What you need to do — Every line that holds the string "circle" is to be identified and copied.

Records supplied —

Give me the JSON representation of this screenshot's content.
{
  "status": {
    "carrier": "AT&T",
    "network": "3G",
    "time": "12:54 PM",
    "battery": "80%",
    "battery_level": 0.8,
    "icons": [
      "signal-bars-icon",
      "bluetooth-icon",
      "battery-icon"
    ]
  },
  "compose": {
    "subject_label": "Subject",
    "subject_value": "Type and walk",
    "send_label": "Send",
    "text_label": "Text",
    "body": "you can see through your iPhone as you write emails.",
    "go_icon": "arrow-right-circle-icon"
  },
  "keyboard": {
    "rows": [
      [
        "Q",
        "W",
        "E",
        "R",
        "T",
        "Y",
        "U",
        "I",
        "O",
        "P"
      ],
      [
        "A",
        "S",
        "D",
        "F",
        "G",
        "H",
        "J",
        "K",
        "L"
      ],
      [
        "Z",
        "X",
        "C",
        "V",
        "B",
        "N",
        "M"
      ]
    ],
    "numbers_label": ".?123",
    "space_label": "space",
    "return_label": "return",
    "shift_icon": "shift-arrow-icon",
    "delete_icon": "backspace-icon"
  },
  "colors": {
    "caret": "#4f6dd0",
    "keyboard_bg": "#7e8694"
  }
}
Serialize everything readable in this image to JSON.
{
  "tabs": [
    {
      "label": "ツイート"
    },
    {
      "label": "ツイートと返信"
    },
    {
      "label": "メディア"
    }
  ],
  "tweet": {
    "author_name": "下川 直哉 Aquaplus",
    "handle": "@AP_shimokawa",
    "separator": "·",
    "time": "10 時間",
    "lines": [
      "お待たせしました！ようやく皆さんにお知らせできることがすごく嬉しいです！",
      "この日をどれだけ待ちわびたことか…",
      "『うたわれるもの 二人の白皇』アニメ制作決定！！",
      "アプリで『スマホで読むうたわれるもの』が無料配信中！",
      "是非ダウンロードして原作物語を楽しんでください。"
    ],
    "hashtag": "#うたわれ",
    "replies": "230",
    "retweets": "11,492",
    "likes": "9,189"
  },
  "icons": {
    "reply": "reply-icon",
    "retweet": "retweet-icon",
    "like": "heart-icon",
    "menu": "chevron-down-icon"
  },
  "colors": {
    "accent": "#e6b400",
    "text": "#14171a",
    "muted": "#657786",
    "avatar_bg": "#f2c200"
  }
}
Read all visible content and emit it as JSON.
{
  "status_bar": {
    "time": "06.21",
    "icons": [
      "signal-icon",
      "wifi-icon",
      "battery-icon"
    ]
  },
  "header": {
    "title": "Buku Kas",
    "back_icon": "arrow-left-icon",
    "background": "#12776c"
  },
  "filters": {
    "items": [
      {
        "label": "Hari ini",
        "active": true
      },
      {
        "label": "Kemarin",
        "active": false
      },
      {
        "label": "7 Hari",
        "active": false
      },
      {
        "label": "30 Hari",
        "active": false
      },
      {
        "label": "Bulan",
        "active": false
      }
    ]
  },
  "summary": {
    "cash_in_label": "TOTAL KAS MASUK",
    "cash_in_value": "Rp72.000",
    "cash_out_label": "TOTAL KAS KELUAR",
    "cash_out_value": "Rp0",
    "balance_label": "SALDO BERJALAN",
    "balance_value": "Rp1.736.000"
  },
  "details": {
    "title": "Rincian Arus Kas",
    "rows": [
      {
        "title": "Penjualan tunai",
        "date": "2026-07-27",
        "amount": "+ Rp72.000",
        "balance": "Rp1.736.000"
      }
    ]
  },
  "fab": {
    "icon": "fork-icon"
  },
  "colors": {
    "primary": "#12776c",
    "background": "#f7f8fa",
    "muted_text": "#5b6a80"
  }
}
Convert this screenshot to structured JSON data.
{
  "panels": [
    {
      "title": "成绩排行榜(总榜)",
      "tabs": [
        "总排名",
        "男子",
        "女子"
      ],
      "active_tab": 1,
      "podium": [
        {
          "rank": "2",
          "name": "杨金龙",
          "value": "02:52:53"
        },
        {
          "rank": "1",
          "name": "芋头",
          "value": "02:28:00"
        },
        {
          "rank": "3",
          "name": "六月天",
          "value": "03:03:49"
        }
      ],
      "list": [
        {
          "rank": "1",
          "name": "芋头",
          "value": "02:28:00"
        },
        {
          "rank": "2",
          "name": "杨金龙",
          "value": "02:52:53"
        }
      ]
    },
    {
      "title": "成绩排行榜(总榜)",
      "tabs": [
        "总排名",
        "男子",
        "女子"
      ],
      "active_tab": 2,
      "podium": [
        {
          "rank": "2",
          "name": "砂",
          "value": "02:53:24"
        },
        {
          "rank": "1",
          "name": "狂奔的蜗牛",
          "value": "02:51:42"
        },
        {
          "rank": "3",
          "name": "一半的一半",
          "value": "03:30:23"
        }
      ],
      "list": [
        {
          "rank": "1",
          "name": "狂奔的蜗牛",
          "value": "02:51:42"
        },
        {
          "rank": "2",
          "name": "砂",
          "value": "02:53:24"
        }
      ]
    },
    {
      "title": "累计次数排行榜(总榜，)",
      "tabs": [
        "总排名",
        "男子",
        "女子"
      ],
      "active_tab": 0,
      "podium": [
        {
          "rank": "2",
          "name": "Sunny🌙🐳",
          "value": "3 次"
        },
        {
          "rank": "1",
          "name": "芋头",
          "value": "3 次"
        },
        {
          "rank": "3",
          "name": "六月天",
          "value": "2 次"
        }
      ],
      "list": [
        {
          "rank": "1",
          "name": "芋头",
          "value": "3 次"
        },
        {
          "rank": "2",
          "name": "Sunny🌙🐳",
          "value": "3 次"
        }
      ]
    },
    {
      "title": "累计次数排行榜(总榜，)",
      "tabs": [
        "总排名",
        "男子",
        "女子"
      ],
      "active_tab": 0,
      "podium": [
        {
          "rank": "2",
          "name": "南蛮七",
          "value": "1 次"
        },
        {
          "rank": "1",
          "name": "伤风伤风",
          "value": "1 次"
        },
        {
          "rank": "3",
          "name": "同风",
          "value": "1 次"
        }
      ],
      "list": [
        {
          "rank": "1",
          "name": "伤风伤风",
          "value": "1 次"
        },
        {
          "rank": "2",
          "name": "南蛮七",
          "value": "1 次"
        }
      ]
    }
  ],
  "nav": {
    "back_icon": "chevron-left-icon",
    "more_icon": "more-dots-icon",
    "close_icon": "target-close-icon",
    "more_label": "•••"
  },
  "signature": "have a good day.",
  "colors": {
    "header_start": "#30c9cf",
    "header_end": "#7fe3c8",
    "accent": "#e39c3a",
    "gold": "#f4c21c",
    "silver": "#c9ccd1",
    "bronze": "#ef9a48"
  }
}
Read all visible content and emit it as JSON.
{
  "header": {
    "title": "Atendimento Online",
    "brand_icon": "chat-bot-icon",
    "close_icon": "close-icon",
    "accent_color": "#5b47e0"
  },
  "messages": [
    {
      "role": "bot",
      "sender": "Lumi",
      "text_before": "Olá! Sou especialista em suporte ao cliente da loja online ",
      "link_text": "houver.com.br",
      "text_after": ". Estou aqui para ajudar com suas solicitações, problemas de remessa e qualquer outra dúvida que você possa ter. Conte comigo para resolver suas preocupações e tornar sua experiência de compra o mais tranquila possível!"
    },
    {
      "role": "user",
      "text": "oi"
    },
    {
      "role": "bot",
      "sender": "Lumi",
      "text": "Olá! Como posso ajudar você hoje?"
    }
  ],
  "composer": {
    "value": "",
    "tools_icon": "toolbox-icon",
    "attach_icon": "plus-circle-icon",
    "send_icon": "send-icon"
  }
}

Complete answer —
    "go_icon": "arrow-right-circle-icon"
    "attach_icon": "plus-circle-icon",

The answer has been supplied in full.